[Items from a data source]
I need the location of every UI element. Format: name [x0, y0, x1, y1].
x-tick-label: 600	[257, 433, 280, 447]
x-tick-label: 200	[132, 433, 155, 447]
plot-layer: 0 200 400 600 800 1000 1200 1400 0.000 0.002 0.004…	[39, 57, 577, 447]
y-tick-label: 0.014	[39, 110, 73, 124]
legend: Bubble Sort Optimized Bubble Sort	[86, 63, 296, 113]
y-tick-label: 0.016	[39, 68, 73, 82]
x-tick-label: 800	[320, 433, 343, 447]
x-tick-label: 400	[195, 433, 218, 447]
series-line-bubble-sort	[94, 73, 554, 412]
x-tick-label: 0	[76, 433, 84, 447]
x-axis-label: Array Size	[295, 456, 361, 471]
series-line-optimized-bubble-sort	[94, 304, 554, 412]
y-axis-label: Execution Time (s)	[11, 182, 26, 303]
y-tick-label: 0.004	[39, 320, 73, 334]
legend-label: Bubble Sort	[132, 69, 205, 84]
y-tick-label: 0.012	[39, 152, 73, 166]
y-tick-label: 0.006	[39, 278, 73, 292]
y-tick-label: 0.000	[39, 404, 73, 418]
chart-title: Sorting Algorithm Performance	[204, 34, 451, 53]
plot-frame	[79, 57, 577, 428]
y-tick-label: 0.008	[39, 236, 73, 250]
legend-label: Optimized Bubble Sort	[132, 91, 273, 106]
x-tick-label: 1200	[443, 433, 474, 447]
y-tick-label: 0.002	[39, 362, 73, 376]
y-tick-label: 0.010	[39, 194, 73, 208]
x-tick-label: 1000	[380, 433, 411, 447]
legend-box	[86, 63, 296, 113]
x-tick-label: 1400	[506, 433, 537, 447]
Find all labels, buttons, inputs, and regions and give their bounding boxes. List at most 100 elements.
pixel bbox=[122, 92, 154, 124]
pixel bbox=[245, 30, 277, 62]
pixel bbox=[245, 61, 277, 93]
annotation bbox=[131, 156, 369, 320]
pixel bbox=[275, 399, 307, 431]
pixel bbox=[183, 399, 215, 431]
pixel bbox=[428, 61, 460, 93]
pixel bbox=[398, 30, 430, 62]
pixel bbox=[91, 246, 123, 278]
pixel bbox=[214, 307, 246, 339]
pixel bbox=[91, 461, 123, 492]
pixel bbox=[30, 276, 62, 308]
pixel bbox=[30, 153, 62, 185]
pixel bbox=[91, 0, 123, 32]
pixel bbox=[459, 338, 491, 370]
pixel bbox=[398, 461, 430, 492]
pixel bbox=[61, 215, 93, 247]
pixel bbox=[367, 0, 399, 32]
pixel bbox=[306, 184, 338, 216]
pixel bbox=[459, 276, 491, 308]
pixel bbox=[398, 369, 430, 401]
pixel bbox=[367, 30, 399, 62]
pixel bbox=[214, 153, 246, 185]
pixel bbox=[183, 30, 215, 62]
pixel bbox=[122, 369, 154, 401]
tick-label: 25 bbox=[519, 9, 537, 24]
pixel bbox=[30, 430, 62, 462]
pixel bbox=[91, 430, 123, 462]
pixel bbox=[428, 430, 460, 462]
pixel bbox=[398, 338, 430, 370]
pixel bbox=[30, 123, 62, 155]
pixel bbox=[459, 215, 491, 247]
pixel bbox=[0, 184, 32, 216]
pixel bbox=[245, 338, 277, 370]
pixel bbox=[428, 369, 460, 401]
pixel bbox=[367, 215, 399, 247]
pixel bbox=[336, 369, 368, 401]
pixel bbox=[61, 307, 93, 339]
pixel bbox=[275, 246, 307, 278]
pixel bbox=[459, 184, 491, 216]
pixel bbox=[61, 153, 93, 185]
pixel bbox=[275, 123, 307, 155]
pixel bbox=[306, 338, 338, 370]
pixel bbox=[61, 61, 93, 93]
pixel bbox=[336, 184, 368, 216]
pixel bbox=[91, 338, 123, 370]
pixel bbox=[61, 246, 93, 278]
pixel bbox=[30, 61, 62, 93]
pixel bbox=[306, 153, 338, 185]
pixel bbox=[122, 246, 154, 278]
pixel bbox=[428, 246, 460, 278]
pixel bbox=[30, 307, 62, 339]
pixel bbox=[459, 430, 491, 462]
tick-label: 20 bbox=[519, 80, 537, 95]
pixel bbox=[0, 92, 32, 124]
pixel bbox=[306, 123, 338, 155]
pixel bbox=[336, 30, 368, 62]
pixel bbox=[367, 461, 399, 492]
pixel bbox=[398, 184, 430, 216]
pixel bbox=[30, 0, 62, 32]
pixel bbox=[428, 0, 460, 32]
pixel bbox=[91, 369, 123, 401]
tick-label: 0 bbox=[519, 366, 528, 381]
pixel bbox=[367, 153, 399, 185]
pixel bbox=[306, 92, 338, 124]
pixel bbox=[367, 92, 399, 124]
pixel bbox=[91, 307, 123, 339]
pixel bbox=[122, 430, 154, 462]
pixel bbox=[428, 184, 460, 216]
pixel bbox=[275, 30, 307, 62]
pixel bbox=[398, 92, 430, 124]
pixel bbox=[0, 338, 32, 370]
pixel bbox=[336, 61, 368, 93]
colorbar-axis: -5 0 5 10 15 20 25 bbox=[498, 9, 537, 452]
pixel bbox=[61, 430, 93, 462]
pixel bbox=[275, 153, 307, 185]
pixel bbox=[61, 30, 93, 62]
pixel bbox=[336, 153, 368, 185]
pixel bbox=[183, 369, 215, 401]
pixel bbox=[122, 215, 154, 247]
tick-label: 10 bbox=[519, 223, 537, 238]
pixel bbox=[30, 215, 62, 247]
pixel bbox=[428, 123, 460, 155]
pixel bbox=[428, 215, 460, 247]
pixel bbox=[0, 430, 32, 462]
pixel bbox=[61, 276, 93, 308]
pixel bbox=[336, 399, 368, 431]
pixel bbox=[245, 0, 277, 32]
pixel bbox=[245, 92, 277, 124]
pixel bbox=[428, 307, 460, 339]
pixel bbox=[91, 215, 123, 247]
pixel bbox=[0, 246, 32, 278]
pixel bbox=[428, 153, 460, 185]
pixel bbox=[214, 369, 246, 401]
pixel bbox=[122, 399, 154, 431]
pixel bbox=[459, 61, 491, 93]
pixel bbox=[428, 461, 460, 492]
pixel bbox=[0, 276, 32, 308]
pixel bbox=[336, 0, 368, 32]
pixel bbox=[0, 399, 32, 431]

**Set task:** Copy the records above, starting at the very first line and ending with the line that contains "legend: Bubble Sort", including that line.

**Complete answer:**
I need the location of every UI element. Format: name [x0, y0, x1, y1].
x-tick-label: 600	[257, 433, 280, 447]
x-tick-label: 200	[132, 433, 155, 447]
plot-layer: 0 200 400 600 800 1000 1200 1400 0.000 0.002 0.004…	[39, 57, 577, 447]
y-tick-label: 0.014	[39, 110, 73, 124]
legend: Bubble Sort Optimized Bubble Sort	[86, 63, 296, 113]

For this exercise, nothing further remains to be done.